SET EXERCISE: Output all the entries word for word. Omit the pictures.

DATA ENTRIES:
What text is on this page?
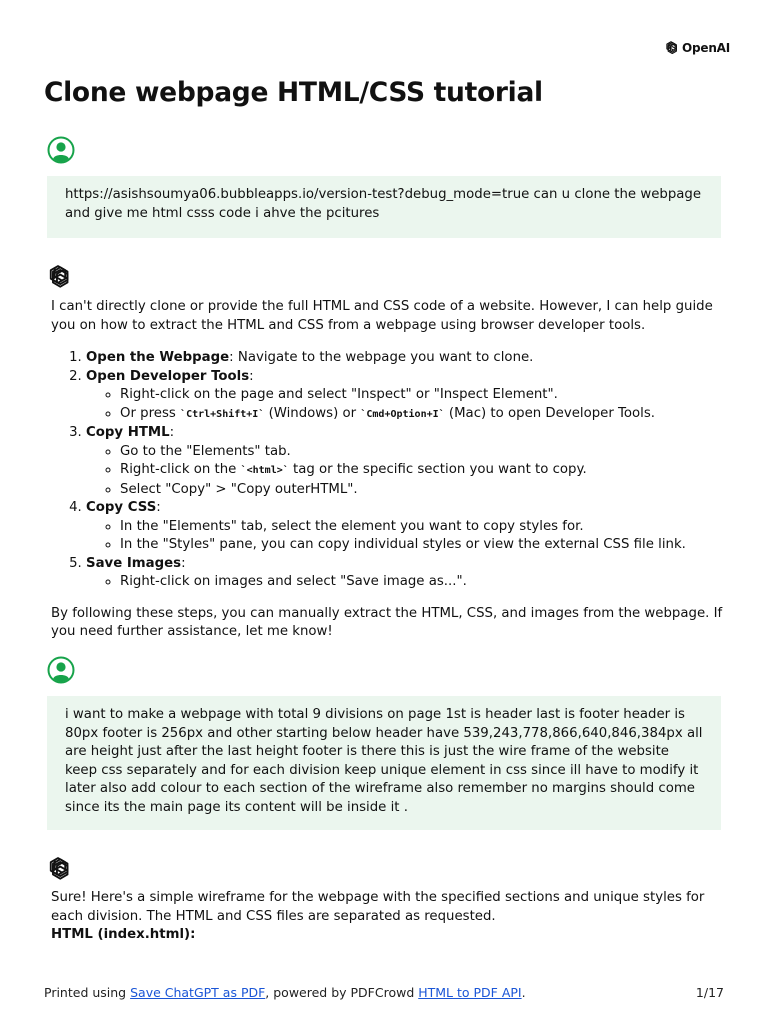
OpenAI
Clone webpage HTML/CSS tutorial

https://asishsoumya06.bubbleapps.io/version-test?debug_mode=true can u clone the webpage and give me html csss code i ahve the pcitures

I can't directly clone or provide the full HTML and CSS code of a website. However, I can help guide you on how to extract the HTML and CSS from a webpage using browser developer tools.

1. Open the Webpage: Navigate to the webpage you want to clone.
2. Open Developer Tools:
◦ Right-click on the page and select "Inspect" or "Inspect Element".
◦ Or press `Ctrl+Shift+I` (Windows) or `Cmd+Option+I` (Mac) to open Developer Tools.
3. Copy HTML:
◦ Go to the "Elements" tab.
◦ Right-click on the `<html>` tag or the specific section you want to copy.
◦ Select "Copy" > "Copy outerHTML".
4. Copy CSS:
◦ In the "Elements" tab, select the element you want to copy styles for.
◦ In the "Styles" pane, you can copy individual styles or view the external CSS file link.
5. Save Images:
◦ Right-click on images and select "Save image as...".

By following these steps, you can manually extract the HTML, CSS, and images from the webpage. If you need further assistance, let me know!

i want to make a webpage with total 9 divisions on page 1st is header last is footer header is 80px footer is 256px and other starting below header have 539,243,778,866,640,846,384px all are height just after the last height footer is there this is just the wire frame of the website keep css separately and for each division keep unique element in css since ill have to modify it later also add colour to each section of the wireframe also remember no margins should come since its the main page its content will be inside it .

Sure! Here's a simple wireframe for the webpage with the specified sections and unique styles for each division. The HTML and CSS files are separated as requested.

HTML (index.html):

Printed using Save ChatGPT as PDF, powered by PDFCrowd HTML to PDF API.	1/17
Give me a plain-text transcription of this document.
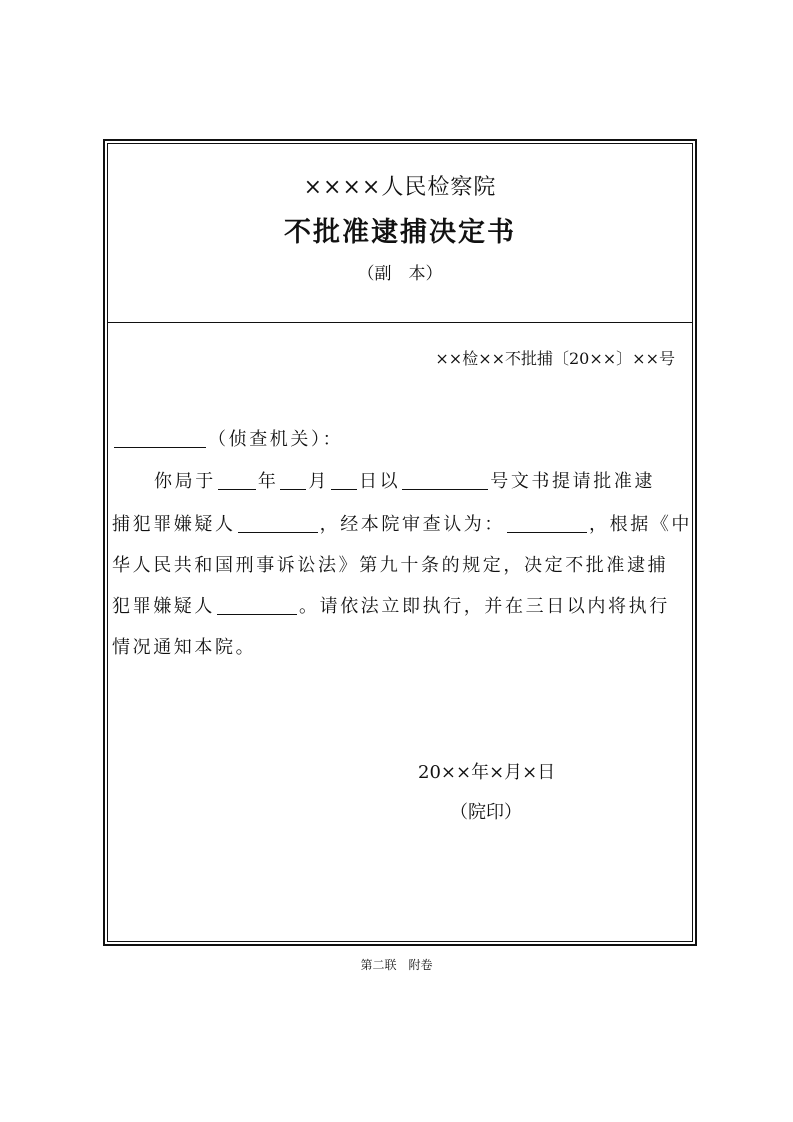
××××人民检察院
不批准逮捕决定书
（副　本）
××检××不批捕〔20××〕××号
（侦查机关）：
你局于 年 月 日以	号文书提请批准逮
捕犯罪嫌疑人	，经本院审查认为：	，根据《中
华人民共和国刑事诉讼法》第九十条的规定，决定不批准逮捕
犯罪嫌疑人	。请依法立即执行，并在三日以内将执行
情况通知本院。
20××年×月×日
（院印）
第二联　附卷
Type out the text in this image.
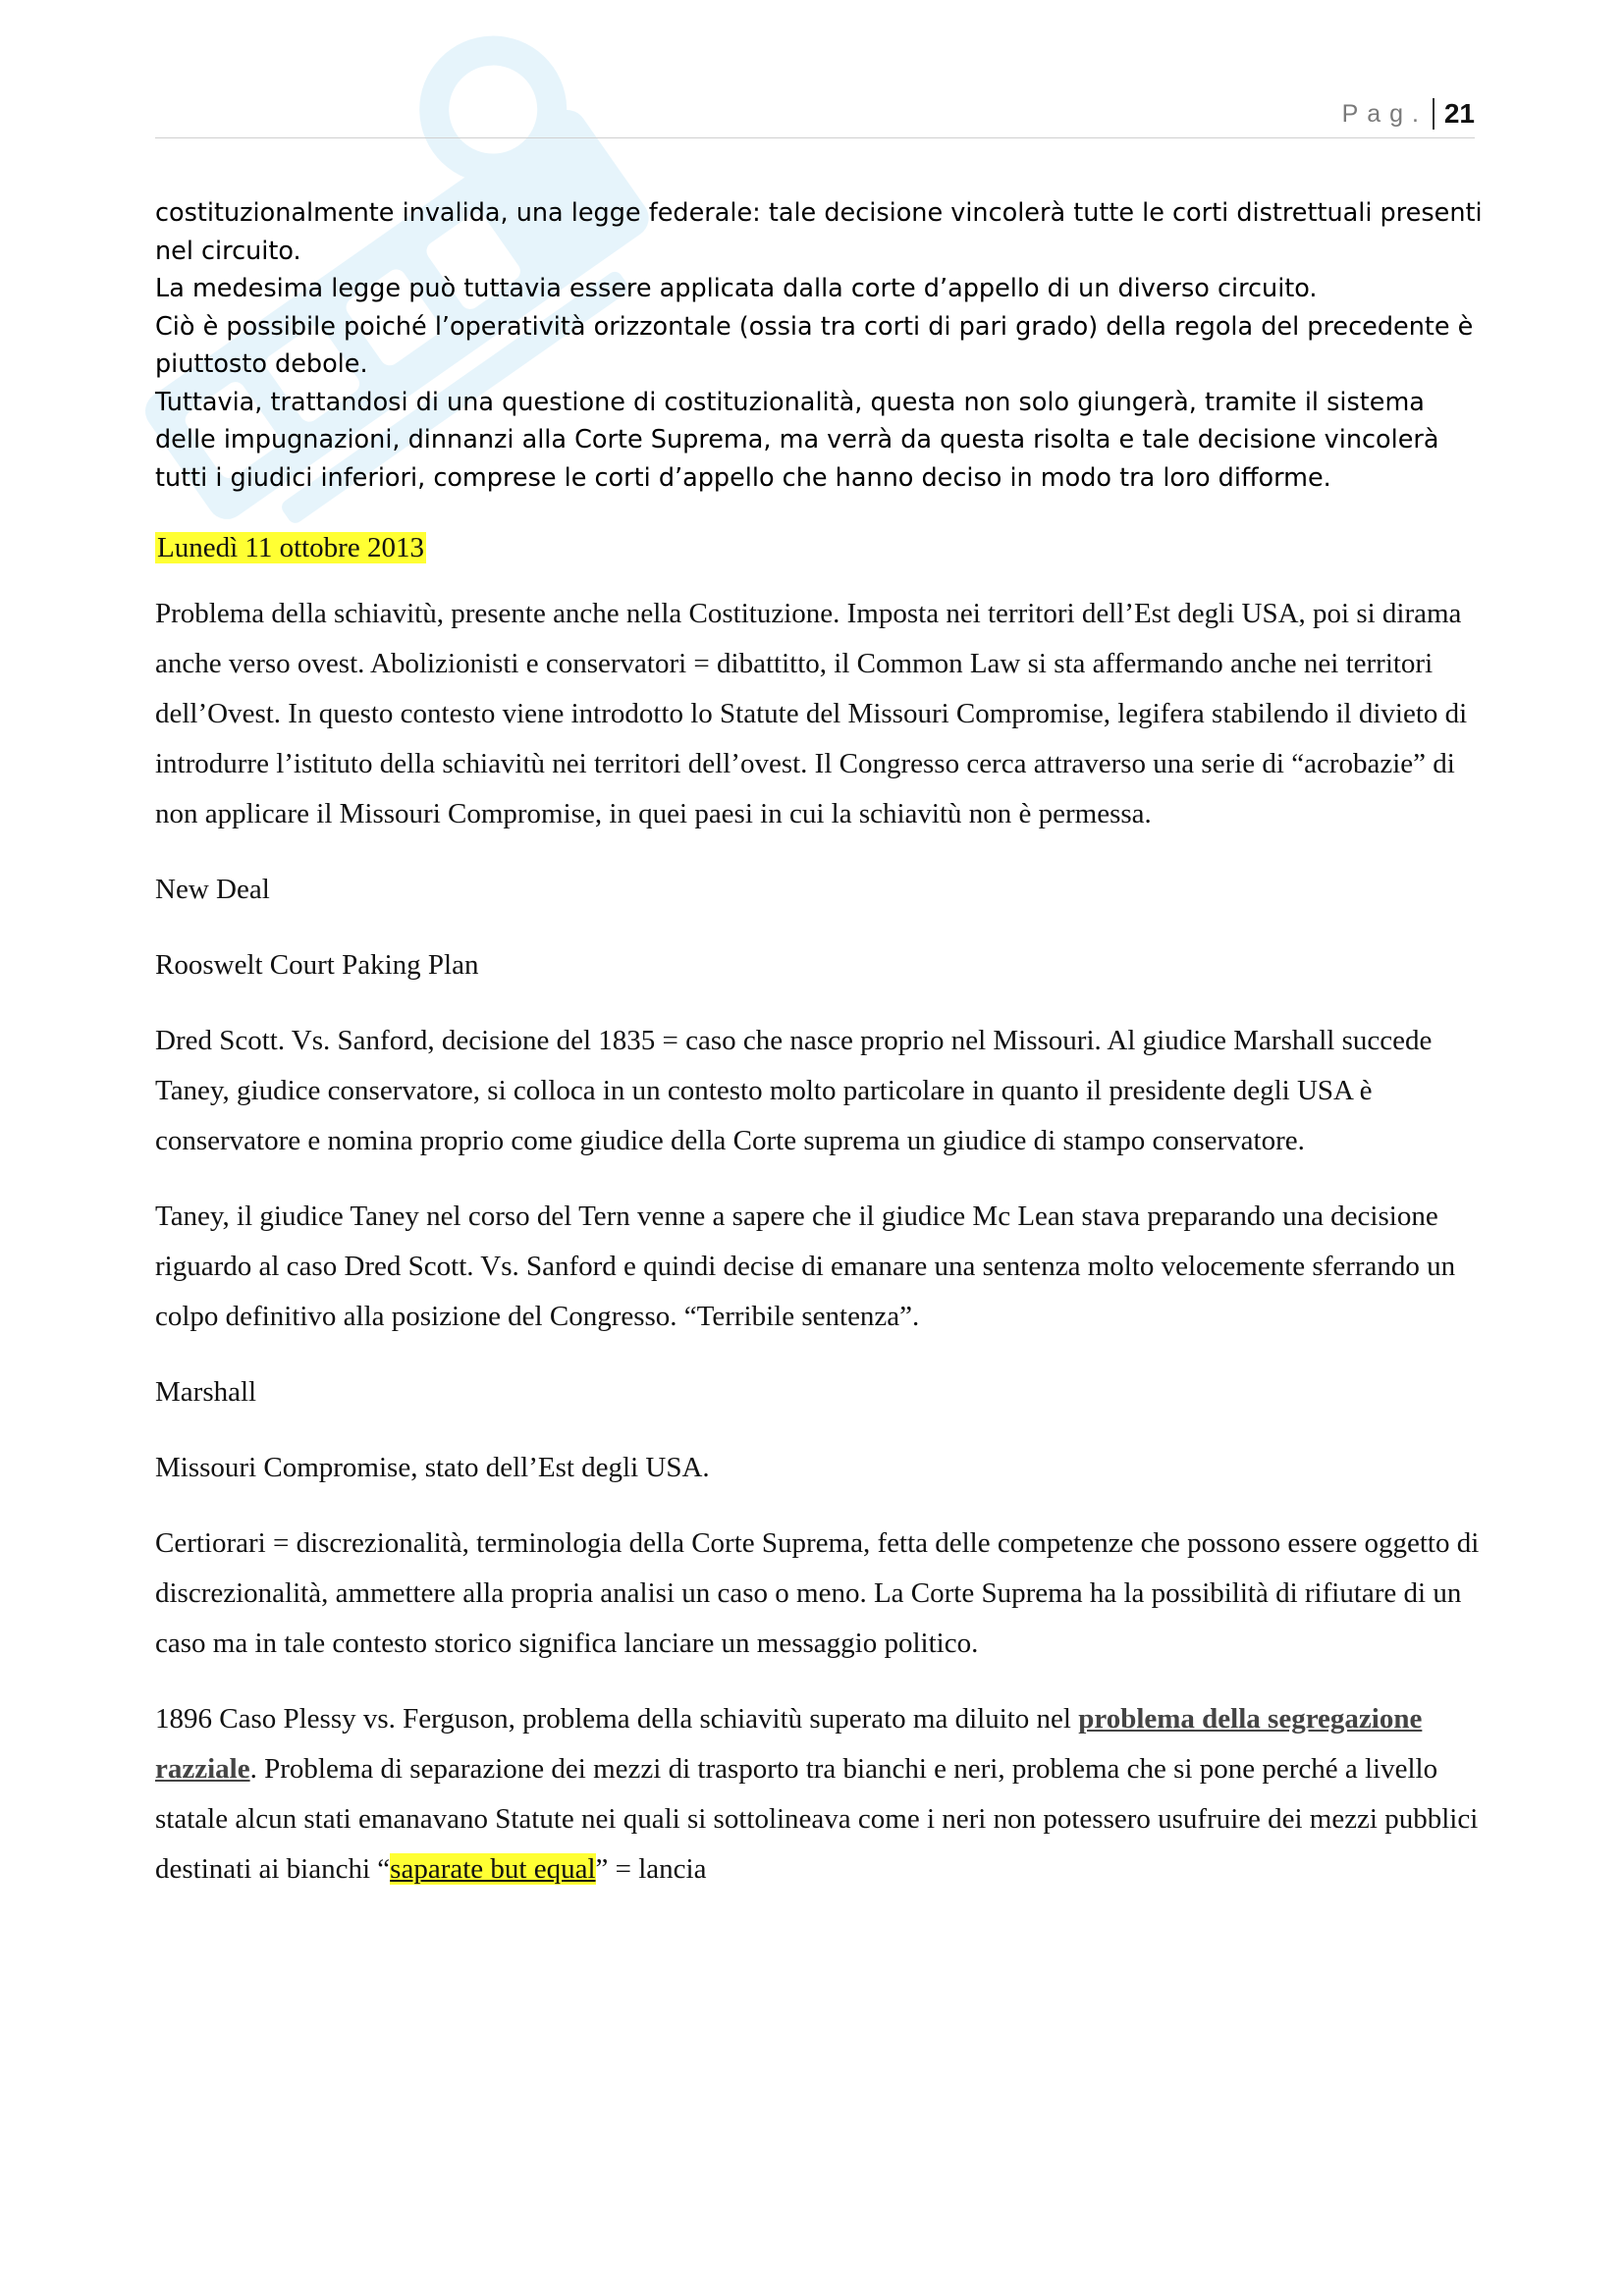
Pag. 21

costituzionalmente invalida, una legge federale: tale decisione vincolerà tutte le corti distrettuali presenti nel circuito.

La medesima legge può tuttavia essere applicata dalla corte d’appello di un diverso circuito.

Ciò è possibile poiché l’operatività orizzontale (ossia tra corti di pari grado) della regola del precedente è piuttosto debole.

Tuttavia, trattandosi di una questione di costituzionalità, questa non solo giungerà, tramite il sistema delle impugnazioni, dinnanzi alla Corte Suprema, ma verrà da questa risolta e tale decisione vincolerà tutti i giudici inferiori, comprese le corti d’appello che hanno deciso in modo tra loro difforme.

Lunedì 11 ottobre 2013

Problema della schiavitù, presente anche nella Costituzione. Imposta nei territori dell’Est degli USA, poi si dirama anche verso ovest. Abolizionisti e conservatori = dibattitto, il Common Law si sta affermando anche nei territori dell’Ovest. In questo contesto viene introdotto lo Statute del Missouri Compromise, legifera stabilendo il divieto di introdurre l’istituto della schiavitù nei territori dell’ovest. Il Congresso cerca attraverso una serie di “acrobazie” di non applicare il Missouri Compromise, in quei paesi in cui la schiavitù non è permessa.

New Deal

Rooswelt Court Paking Plan

Dred Scott. Vs. Sanford, decisione del 1835 = caso che nasce proprio nel Missouri. Al giudice Marshall succede Taney, giudice conservatore, si colloca in un contesto molto particolare in quanto il presidente degli USA è conservatore e nomina proprio come giudice della Corte suprema un giudice di stampo conservatore.

Taney, il giudice Taney nel corso del Tern venne a sapere che il giudice Mc Lean stava preparando una decisione riguardo al caso Dred Scott. Vs. Sanford e quindi decise di emanare una sentenza molto velocemente sferrando un colpo definitivo alla posizione del Congresso. “Terribile sentenza”.

Marshall

Missouri Compromise, stato dell’Est degli USA.

Certiorari = discrezionalità, terminologia della Corte Suprema, fetta delle competenze che possono essere oggetto di discrezionalità, ammettere alla propria analisi un caso o meno. La Corte Suprema ha la possibilità di rifiutare di un caso ma in tale contesto storico significa lanciare un messaggio politico.

1896 Caso Plessy vs. Ferguson, problema della schiavitù superato ma diluito nel problema della segregazione razziale. Problema di separazione dei mezzi di trasporto tra bianchi e neri, problema che si pone perché a livello statale alcun stati emanavano Statute nei quali si sottolineava come i neri non potessero usufruire dei mezzi pubblici destinati ai bianchi “saparate but equal” = lancia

RESPONSE TO THE EXERCISE:
What text is on this page?
OpenAI
Clone webpage HTML/CSS tutorial

https://asishsoumya06.bubbleapps.io/version-test?debug_mode=true can u clone the webpage and give me html csss code i ahve the pcitures

I can't directly clone or provide the full HTML and CSS code of a website. However, I can help guide you on how to extract the HTML and CSS from a webpage using browser developer tools.

1. Open the Webpage: Navigate to the webpage you want to clone.
2. Open Developer Tools:
◦ Right-click on the page and select "Inspect" or "Inspect Element".
◦ Or press `Ctrl+Shift+I` (Windows) or `Cmd+Option+I` (Mac) to open Developer Tools.
3. Copy HTML:
◦ Go to the "Elements" tab.
◦ Right-click on the `<html>` tag or the specific section you want to copy.
◦ Select "Copy" > "Copy outerHTML".
4. Copy CSS:
◦ In the "Elements" tab, select the element you want to copy styles for.
◦ In the "Styles" pane, you can copy individual styles or view the external CSS file link.
5. Save Images:
◦ Right-click on images and select "Save image as...".

By following these steps, you can manually extract the HTML, CSS, and images from the webpage. If you need further assistance, let me know!

i want to make a webpage with total 9 divisions on page 1st is header last is footer header is 80px footer is 256px and other starting below header have 539,243,778,866,640,846,384px all are height just after the last height footer is there this is just the wire frame of the website keep css separately and for each division keep unique element in css since ill have to modify it later also add colour to each section of the wireframe also remember no margins should come since its the main page its content will be inside it .

Sure! Here's a simple wireframe for the webpage with the specified sections and unique styles for each division. The HTML and CSS files are separated as requested.

HTML (index.html):

Printed using Save ChatGPT as PDF, powered by PDFCrowd HTML to PDF API.	1/17
Give me a plain-text transcription of this document.
××××人民检察院
不批准逮捕决定书
（副　本）
××检××不批捕〔20××〕××号
（侦查机关）：
你局于 年 月 日以	号文书提请批准逮
捕犯罪嫌疑人	，经本院审查认为：	，根据《中
华人民共和国刑事诉讼法》第九十条的规定，决定不批准逮捕
犯罪嫌疑人	。请依法立即执行，并在三日以内将执行
情况通知本院。
20××年×月×日
（院印）
第二联　附卷
Type out the text in this image.
Pag. 21

costituzionalmente invalida, una legge federale: tale decisione vincolerà tutte le corti distrettuali presenti nel circuito.

La medesima legge può tuttavia essere applicata dalla corte d’appello di un diverso circuito.

Ciò è possibile poiché l’operatività orizzontale (ossia tra corti di pari grado) della regola del precedente è piuttosto debole.

Tuttavia, trattandosi di una questione di costituzionalità, questa non solo giungerà, tramite il sistema delle impugnazioni, dinnanzi alla Corte Suprema, ma verrà da questa risolta e tale decisione vincolerà tutti i giudici inferiori, comprese le corti d’appello che hanno deciso in modo tra loro difforme.

Lunedì 11 ottobre 2013

Problema della schiavitù, presente anche nella Costituzione. Imposta nei territori dell’Est degli USA, poi si dirama anche verso ovest. Abolizionisti e conservatori = dibattitto, il Common Law si sta affermando anche nei territori dell’Ovest. In questo contesto viene introdotto lo Statute del Missouri Compromise, legifera stabilendo il divieto di introdurre l’istituto della schiavitù nei territori dell’ovest. Il Congresso cerca attraverso una serie di “acrobazie” di non applicare il Missouri Compromise, in quei paesi in cui la schiavitù non è permessa.

New Deal

Rooswelt Court Paking Plan

Dred Scott. Vs. Sanford, decisione del 1835 = caso che nasce proprio nel Missouri. Al giudice Marshall succede Taney, giudice conservatore, si colloca in un contesto molto particolare in quanto il presidente degli USA è conservatore e nomina proprio come giudice della Corte suprema un giudice di stampo conservatore.

Taney, il giudice Taney nel corso del Tern venne a sapere che il giudice Mc Lean stava preparando una decisione riguardo al caso Dred Scott. Vs. Sanford e quindi decise di emanare una sentenza molto velocemente sferrando un colpo definitivo alla posizione del Congresso. “Terribile sentenza”.

Marshall

Missouri Compromise, stato dell’Est degli USA.

Certiorari = discrezionalità, terminologia della Corte Suprema, fetta delle competenze che possono essere oggetto di discrezionalità, ammettere alla propria analisi un caso o meno. La Corte Suprema ha la possibilità di rifiutare di un caso ma in tale contesto storico significa lanciare un messaggio politico.

1896 Caso Plessy vs. Ferguson, problema della schiavitù superato ma diluito nel problema della segregazione razziale. Problema di separazione dei mezzi di trasporto tra bianchi e neri, problema che si pone perché a livello statale alcun stati emanavano Statute nei quali si sottolineava come i neri non potessero usufruire dei mezzi pubblici destinati ai bianchi “saparate but equal” = lancia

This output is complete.